Start of Input data

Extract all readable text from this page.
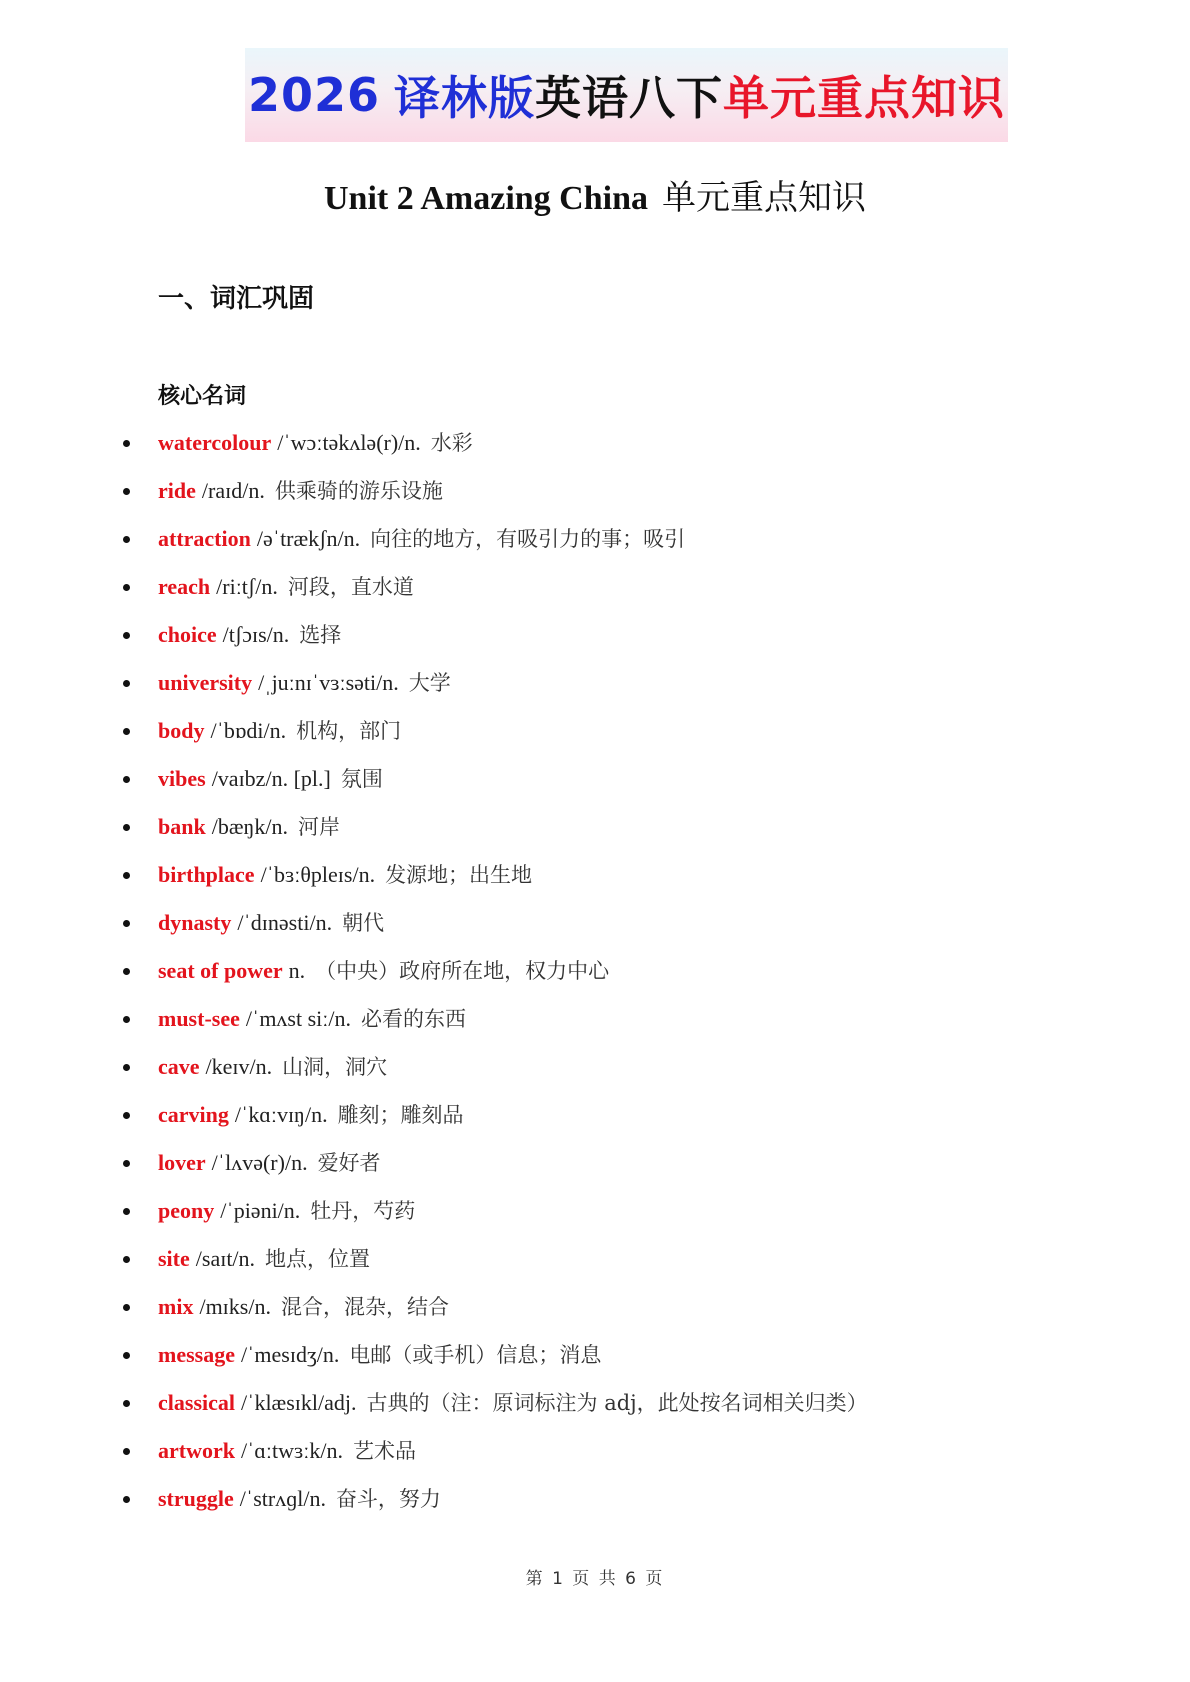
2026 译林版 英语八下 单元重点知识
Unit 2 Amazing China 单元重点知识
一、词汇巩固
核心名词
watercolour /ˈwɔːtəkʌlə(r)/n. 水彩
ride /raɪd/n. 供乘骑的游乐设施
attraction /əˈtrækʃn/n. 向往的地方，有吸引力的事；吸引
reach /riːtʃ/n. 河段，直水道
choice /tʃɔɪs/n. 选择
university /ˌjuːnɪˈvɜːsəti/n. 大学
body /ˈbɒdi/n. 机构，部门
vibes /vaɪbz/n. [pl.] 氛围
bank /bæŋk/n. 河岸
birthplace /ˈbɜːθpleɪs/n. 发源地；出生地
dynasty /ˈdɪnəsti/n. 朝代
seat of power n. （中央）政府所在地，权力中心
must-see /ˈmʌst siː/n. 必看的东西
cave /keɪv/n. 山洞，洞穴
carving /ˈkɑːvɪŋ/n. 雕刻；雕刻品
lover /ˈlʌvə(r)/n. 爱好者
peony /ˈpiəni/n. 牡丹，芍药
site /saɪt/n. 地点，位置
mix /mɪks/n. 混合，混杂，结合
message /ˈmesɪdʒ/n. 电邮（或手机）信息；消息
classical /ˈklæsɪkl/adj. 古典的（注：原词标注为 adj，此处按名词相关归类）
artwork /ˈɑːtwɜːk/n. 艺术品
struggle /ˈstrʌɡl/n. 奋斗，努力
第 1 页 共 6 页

End of Input data

Only lines with the word "单元重点知识" are wanted, so copy each one from the records.

▶ _Exercise answer_
2026 译林版 英语八下 单元重点知识
Unit 2 Amazing China 单元重点知识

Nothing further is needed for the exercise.